>> BEGIN

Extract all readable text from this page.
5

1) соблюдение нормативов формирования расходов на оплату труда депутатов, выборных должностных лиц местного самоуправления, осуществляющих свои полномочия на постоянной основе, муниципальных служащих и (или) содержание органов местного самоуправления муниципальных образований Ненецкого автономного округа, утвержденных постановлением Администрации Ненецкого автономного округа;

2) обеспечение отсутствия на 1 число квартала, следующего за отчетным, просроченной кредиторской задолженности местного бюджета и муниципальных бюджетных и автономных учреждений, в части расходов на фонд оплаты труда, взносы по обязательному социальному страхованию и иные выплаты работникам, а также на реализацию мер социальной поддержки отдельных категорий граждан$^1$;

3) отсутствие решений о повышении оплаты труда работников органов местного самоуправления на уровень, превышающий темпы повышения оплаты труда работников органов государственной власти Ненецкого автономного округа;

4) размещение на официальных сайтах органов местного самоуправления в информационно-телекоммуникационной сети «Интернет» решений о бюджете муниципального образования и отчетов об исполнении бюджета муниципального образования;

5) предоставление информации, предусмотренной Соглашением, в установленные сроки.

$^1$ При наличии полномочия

>> END
>> BEGIN

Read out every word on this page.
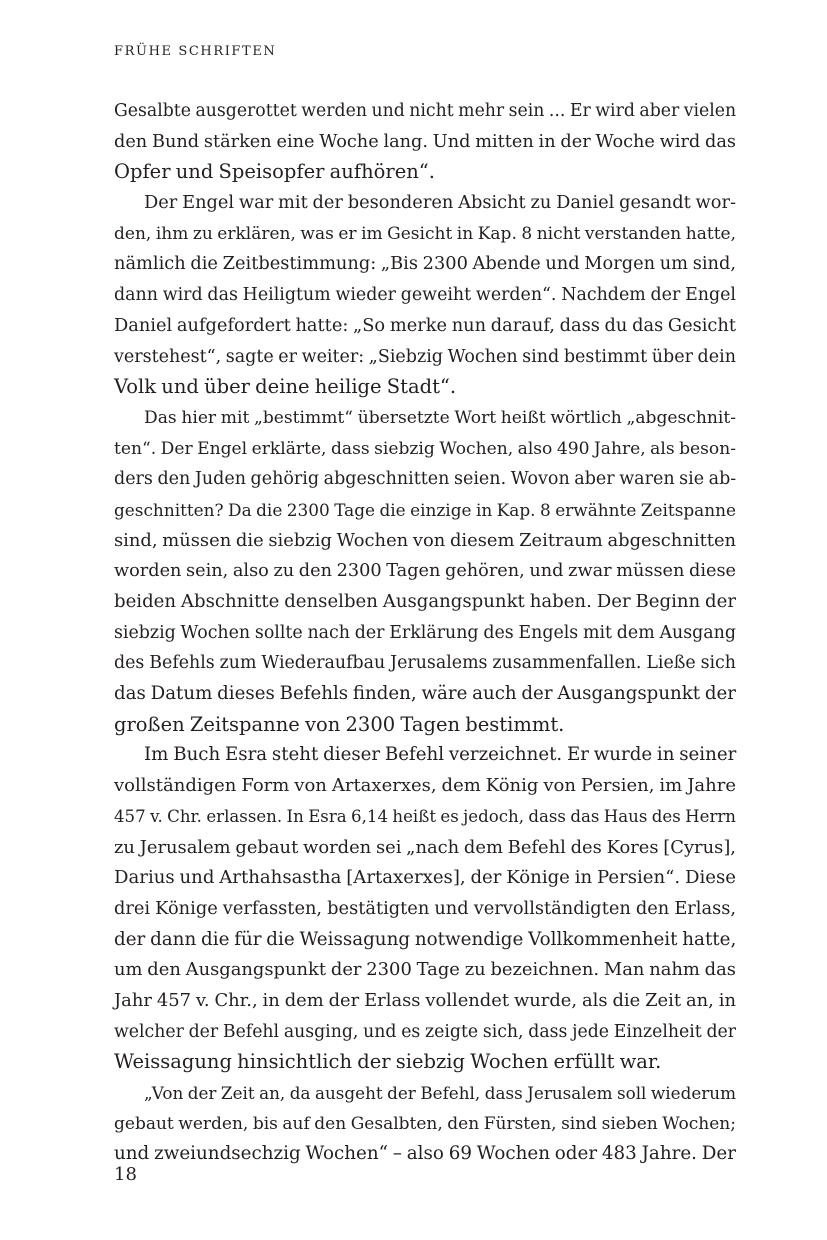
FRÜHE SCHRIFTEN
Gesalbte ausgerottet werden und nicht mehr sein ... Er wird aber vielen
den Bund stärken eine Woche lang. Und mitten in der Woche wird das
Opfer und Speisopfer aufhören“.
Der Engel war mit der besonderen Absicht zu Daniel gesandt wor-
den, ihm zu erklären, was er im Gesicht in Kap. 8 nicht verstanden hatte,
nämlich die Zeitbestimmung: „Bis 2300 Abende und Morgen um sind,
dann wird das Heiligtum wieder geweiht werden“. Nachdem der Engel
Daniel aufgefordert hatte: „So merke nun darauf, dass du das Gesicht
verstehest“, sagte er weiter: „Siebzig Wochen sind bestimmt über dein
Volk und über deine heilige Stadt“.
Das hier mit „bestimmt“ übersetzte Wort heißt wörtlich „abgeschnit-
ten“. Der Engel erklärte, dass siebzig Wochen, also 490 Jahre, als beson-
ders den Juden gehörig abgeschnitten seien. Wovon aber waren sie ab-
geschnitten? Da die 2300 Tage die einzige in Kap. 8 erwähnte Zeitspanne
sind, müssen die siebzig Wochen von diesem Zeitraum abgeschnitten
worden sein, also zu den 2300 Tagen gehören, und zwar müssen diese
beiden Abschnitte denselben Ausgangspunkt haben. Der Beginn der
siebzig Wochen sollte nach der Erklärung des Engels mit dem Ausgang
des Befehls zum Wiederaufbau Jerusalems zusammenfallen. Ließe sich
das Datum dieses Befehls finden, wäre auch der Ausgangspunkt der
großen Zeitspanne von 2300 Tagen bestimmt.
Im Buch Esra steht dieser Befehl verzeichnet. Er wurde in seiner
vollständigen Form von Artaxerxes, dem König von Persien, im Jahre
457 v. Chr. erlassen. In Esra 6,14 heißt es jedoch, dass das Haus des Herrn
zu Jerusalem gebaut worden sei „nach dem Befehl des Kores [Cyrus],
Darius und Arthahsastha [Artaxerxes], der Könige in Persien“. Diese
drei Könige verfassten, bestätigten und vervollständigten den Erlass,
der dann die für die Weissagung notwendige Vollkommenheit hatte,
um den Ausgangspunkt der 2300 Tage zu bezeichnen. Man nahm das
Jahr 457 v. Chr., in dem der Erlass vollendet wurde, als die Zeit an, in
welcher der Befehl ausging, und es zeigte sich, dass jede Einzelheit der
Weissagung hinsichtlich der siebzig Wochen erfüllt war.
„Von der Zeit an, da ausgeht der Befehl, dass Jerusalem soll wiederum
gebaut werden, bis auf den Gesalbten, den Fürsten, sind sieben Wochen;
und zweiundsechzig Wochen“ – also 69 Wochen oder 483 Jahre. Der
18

>> END

Give only the count of lines in which the string "полномочия" appears.

_COMPLETE OUTPUT_: 2